Stated task ::
Rewrite the entries from the line containing "- row-reference: —: [79, 265, 91, 279]" through the line containing "- row-reference: 055 141 124" as a JSON list of strings, with one string for each line and blank lines left out.

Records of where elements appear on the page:
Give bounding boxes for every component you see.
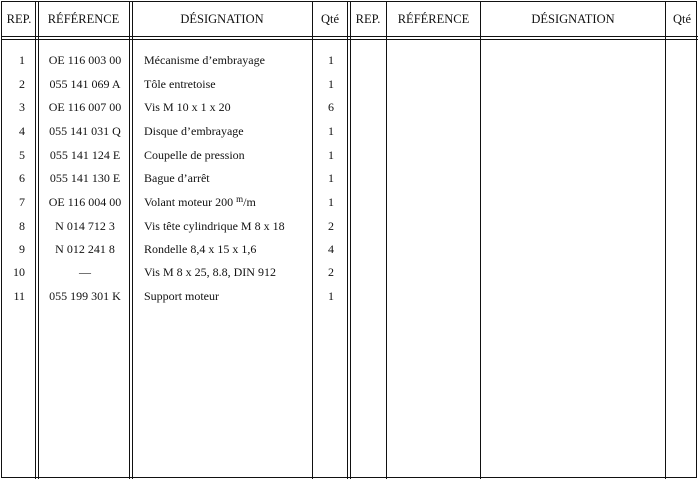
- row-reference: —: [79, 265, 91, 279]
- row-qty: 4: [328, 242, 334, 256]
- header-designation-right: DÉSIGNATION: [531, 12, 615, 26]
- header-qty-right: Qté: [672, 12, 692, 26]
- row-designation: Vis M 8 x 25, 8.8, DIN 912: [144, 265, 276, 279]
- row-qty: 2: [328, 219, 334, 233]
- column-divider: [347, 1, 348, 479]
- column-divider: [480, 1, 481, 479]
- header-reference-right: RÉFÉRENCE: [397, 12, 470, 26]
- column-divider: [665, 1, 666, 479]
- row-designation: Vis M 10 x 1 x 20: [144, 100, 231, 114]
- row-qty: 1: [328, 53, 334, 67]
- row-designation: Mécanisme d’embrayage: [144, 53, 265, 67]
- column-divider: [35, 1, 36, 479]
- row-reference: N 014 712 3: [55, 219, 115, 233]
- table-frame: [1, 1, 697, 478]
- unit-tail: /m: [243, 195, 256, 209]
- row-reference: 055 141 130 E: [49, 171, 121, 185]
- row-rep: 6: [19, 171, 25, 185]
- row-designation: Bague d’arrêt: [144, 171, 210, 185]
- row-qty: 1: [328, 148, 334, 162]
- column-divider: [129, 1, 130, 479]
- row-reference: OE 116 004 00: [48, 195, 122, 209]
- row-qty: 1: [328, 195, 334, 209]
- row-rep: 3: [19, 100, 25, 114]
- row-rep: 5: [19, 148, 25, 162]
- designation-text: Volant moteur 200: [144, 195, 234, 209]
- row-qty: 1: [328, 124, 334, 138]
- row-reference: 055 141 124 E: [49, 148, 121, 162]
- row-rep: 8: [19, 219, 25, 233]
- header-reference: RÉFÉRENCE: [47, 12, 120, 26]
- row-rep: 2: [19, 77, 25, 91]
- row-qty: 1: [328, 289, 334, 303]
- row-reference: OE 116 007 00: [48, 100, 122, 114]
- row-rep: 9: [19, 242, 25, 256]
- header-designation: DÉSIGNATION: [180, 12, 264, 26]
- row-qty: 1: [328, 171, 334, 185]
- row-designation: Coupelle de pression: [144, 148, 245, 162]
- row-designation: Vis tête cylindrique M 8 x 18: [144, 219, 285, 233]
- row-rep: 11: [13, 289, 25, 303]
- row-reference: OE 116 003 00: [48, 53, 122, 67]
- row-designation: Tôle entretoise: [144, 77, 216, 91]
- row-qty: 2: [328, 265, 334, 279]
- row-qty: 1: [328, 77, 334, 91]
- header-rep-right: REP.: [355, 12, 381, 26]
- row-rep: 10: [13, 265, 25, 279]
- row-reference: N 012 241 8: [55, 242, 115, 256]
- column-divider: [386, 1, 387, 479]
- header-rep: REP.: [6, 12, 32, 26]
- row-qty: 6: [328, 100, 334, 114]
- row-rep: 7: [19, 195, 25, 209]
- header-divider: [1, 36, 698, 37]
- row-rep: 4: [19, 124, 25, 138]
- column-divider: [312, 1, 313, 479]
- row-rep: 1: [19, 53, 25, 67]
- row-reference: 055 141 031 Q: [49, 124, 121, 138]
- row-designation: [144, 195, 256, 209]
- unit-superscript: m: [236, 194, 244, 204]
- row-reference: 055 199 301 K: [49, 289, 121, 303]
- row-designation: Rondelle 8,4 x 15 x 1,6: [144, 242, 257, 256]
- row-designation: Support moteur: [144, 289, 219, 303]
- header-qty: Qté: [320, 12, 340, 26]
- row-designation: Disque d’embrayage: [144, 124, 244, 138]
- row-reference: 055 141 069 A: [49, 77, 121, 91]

...

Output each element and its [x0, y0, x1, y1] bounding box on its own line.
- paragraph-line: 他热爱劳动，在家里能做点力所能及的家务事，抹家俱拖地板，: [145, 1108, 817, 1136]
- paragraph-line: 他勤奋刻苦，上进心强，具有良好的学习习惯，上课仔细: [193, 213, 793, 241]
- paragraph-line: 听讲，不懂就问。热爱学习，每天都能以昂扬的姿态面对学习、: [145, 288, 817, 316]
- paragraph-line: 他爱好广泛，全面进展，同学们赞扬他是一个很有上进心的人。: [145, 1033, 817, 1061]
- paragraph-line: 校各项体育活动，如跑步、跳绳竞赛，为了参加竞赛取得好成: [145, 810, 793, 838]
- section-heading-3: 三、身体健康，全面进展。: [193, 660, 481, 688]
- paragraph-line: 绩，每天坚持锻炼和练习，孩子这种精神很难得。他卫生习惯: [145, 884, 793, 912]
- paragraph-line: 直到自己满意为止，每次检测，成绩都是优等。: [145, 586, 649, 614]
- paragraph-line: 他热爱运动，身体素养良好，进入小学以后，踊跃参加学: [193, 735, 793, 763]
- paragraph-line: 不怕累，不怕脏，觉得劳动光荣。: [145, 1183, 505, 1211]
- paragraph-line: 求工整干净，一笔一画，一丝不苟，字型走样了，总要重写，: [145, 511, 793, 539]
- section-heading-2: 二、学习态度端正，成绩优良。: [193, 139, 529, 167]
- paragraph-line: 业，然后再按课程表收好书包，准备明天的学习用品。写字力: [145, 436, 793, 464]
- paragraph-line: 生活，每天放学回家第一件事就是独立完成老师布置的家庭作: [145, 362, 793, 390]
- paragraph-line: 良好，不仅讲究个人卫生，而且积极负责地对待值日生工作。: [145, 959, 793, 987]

Written reply ::
[
  "- row-reference: —: [79, 265, 91, 279]",
  "- row-qty: 4: [328, 242, 334, 256]",
  "- header-designation-right: DÉSIGNATION: [531, 12, 615, 26]",
  "- header-qty-right: Qté: [672, 12, 692, 26]",
  "- row-designation: Vis M 8 x 25, 8.8, DIN 912: [144, 265, 276, 279]",
  "- row-qty: 2: [328, 219, 334, 233]",
  "- column-divider: [347, 1, 348, 479]",
  "- column-divider: [480, 1, 481, 479]",
  "- header-reference-right: RÉFÉRENCE: [397, 12, 470, 26]",
  "- column-divider: [665, 1, 666, 479]",
  "- row-designation: Vis M 10 x 1 x 20: [144, 100, 231, 114]",
  "- row-qty: 1: [328, 53, 334, 67]",
  "- row-designation: Mécanisme d’embrayage: [144, 53, 265, 67]",
  "- column-divider: [35, 1, 36, 479]",
  "- row-reference: N 014 712 3: [55, 219, 115, 233]",
  "- table-frame: [1, 1, 697, 478]",
  "- unit-tail: /m: [243, 195, 256, 209]",
  "- row-reference: 055 141 130 E: [49, 171, 121, 185]",
  "- row-rep: 6: [19, 171, 25, 185]",
  "- row-designation: Bague d’arrêt: [144, 171, 210, 185]",
  "- row-qty: 1: [328, 148, 334, 162]",
  "- column-divider: [129, 1, 130, 479]",
  "- row-reference: OE 116 004 00: [48, 195, 122, 209]",
  "- row-qty: 1: [328, 195, 334, 209]",
  "- row-rep: 3: [19, 100, 25, 114]",
  "- row-rep: 5: [19, 148, 25, 162]",
  "- designation-text: Volant moteur 200: [144, 195, 234, 209]",
  "- row-qty: 1: [328, 124, 334, 138]",
  "- row-reference: 055 141 124 E: [49, 148, 121, 162]"
]